DATA TO USE
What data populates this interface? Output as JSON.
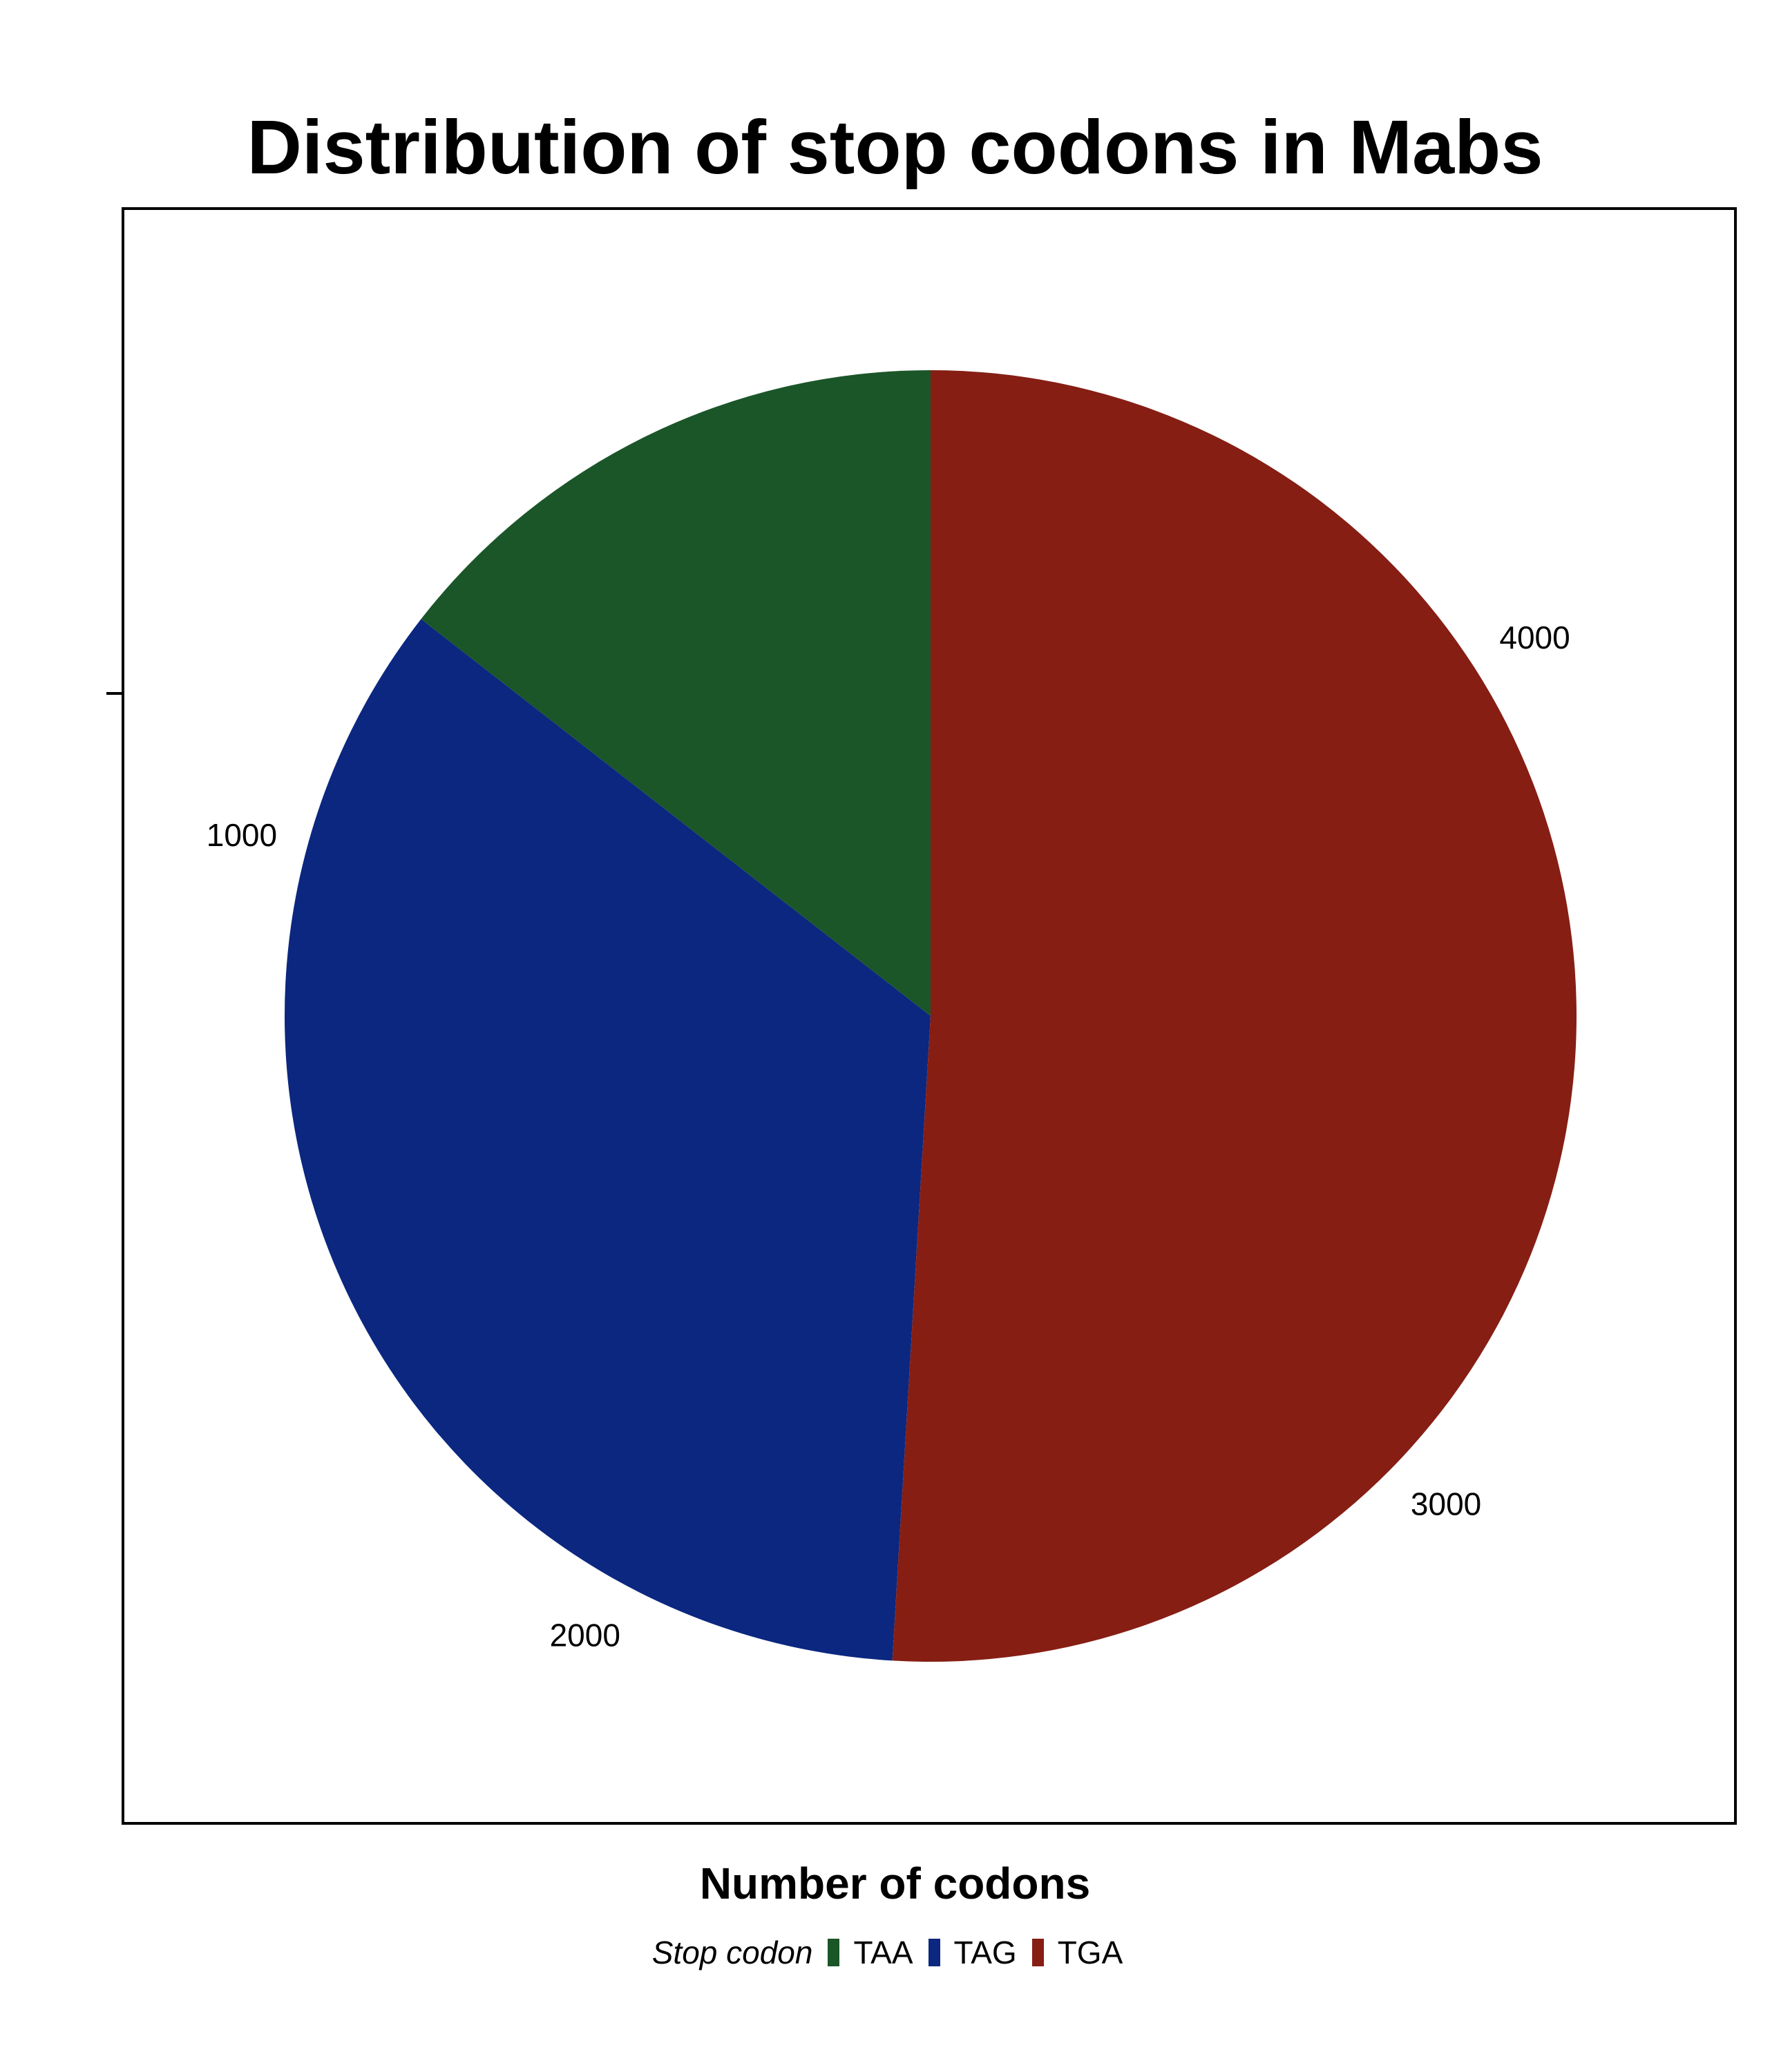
{
  "chart_data": {
    "type": "pie",
    "title": "Distribution of stop codons in Mabs",
    "xlabel": "Number of codons",
    "ylabel": "",
    "legend_title": "Stop codon",
    "legend_position": "bottom",
    "categories": [
      "TAA",
      "TAG",
      "TGA"
    ],
    "values": [
      690,
      1650,
      2430
    ],
    "colors": [
      "#1b5629",
      "#0b2780",
      "#861e14"
    ],
    "start_angle": "12 o'clock, counter-clockwise",
    "tick_labels": [
      "1000",
      "2000",
      "3000",
      "4000"
    ],
    "tick_values": [
      1000,
      2000,
      3000,
      4000
    ],
    "total": 4770
  }
}
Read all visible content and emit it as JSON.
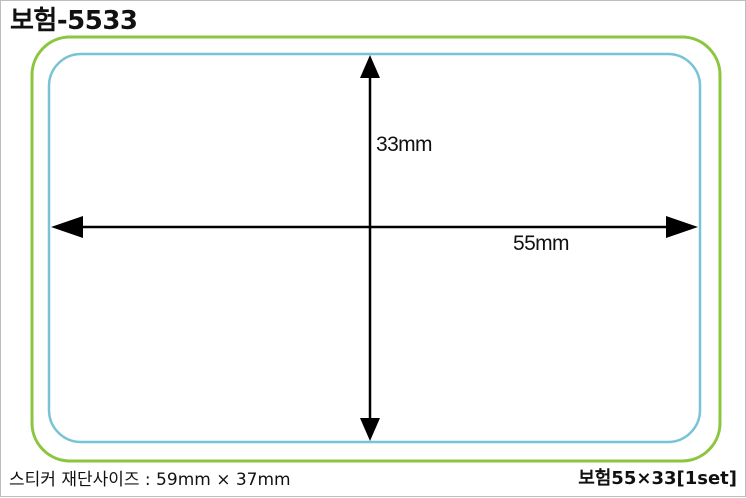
{
  "title": "보험-5533",
  "dimensions": {
    "height_label": "33mm",
    "width_label": "55mm"
  },
  "footer": {
    "cut_size": "스티커 재단사이즈 : 59mm × 37mm",
    "product": "보험55×33[1set]"
  },
  "colors": {
    "cut_line": "#8cc63e",
    "sticker_line": "#79c3d6",
    "arrow": "#000000"
  }
}
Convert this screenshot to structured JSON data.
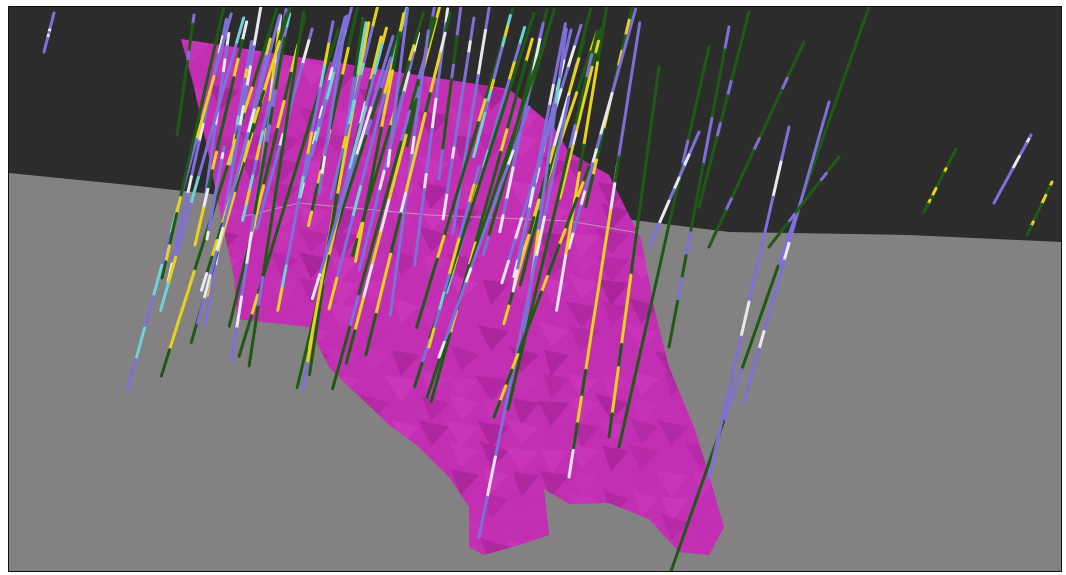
{
  "view": {
    "type": "3d-geological-model",
    "colors": {
      "sky": "#232323",
      "terrain_far": "#2c2c2c",
      "ground_plane": "#838181",
      "orebody": "#c22fb2",
      "orebody_light": "#d13cc0",
      "orebody_shadow": "#9a1f8d",
      "drillhole_blue": "#7d70d8",
      "drillhole_green": "#1e5a16",
      "drillhole_yellow": "#e6d21f",
      "drillhole_cyan": "#6fd3d8",
      "drillhole_white": "#e8e8f0"
    }
  }
}
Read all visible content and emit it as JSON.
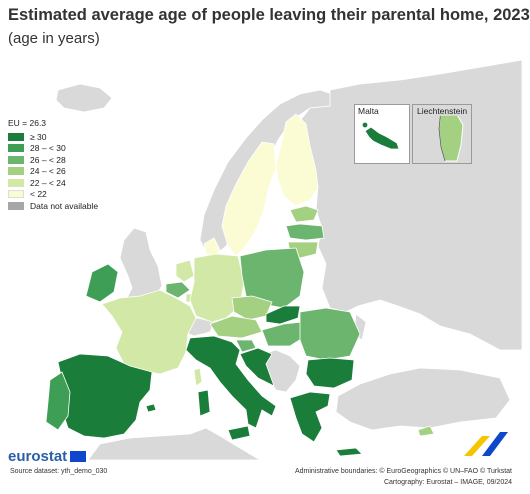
{
  "title": "Estimated average age of people leaving their parental home, 2023",
  "subtitle": "(age in years)",
  "legend": {
    "reference": "EU = 26.3",
    "classes": [
      {
        "label": "≥ 30",
        "color": "#1a7d3a"
      },
      {
        "label": "28 – < 30",
        "color": "#3f9e55"
      },
      {
        "label": "26 – < 28",
        "color": "#6cb56f"
      },
      {
        "label": "24 – < 26",
        "color": "#a3d081"
      },
      {
        "label": "22 – < 24",
        "color": "#d2e8a6"
      },
      {
        "label": "< 22",
        "color": "#fbfcd3"
      },
      {
        "label": "Data not available",
        "color": "#a6a6a6"
      }
    ]
  },
  "insets": {
    "malta": "Malta",
    "liechtenstein": "Liechtenstein"
  },
  "logo": {
    "text": "eurostat"
  },
  "source": "Source dataset: yth_demo_030",
  "credits": {
    "boundaries": "Administrative boundaries: © EuroGeographics © UN–FAO © Turkstat",
    "cartography": "Cartography: Eurostat – IMAGE, 09/2024"
  },
  "colors": {
    "sea": "#ffffff",
    "non_eu": "#d9d9d9",
    "border": "#ffffff"
  }
}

OBJECTIVE
Return the full material word for word. Do not include the pictures.

WORKED ANSWER
What data populates this interface? Output as JSON.
{
  "chart_data": {
    "type": "pie",
    "title": "Distribution of stop codons in Mabs",
    "xlabel": "Number of codons",
    "ylabel": "",
    "legend_title": "Stop codon",
    "legend_position": "bottom",
    "categories": [
      "TAA",
      "TAG",
      "TGA"
    ],
    "values": [
      690,
      1650,
      2430
    ],
    "colors": [
      "#1b5629",
      "#0b2780",
      "#861e14"
    ],
    "start_angle": "12 o'clock, counter-clockwise",
    "tick_labels": [
      "1000",
      "2000",
      "3000",
      "4000"
    ],
    "tick_values": [
      1000,
      2000,
      3000,
      4000
    ],
    "total": 4770
  }
}
Read all visible content and emit it as JSON.
{
  "title": "보험-5533",
  "dimensions": {
    "height_label": "33mm",
    "width_label": "55mm"
  },
  "footer": {
    "cut_size": "스티커 재단사이즈 : 59mm × 37mm",
    "product": "보험55×33[1set]"
  },
  "colors": {
    "cut_line": "#8cc63e",
    "sticker_line": "#79c3d6",
    "arrow": "#000000"
  }
}
Convert this screenshot to structured JSON data.
{
  "view": {
    "type": "3d-geological-model",
    "colors": {
      "sky": "#232323",
      "terrain_far": "#2c2c2c",
      "ground_plane": "#838181",
      "orebody": "#c22fb2",
      "orebody_light": "#d13cc0",
      "orebody_shadow": "#9a1f8d",
      "drillhole_blue": "#7d70d8",
      "drillhole_green": "#1e5a16",
      "drillhole_yellow": "#e6d21f",
      "drillhole_cyan": "#6fd3d8",
      "drillhole_white": "#e8e8f0"
    }
  }
}
Read all visible content and emit it as JSON.
{
  "title": "Estimated average age of people leaving their parental home, 2023",
  "subtitle": "(age in years)",
  "legend": {
    "reference": "EU = 26.3",
    "classes": [
      {
        "label": "≥ 30",
        "color": "#1a7d3a"
      },
      {
        "label": "28 – < 30",
        "color": "#3f9e55"
      },
      {
        "label": "26 – < 28",
        "color": "#6cb56f"
      },
      {
        "label": "24 – < 26",
        "color": "#a3d081"
      },
      {
        "label": "22 – < 24",
        "color": "#d2e8a6"
      },
      {
        "label": "< 22",
        "color": "#fbfcd3"
      },
      {
        "label": "Data not available",
        "color": "#a6a6a6"
      }
    ]
  },
  "insets": {
    "malta": "Malta",
    "liechtenstein": "Liechtenstein"
  },
  "logo": {
    "text": "eurostat"
  },
  "source": "Source dataset: yth_demo_030",
  "credits": {
    "boundaries": "Administrative boundaries: © EuroGeographics © UN–FAO © Turkstat",
    "cartography": "Cartography: Eurostat – IMAGE, 09/2024"
  },
  "colors": {
    "sea": "#ffffff",
    "non_eu": "#d9d9d9",
    "border": "#ffffff"
  }
}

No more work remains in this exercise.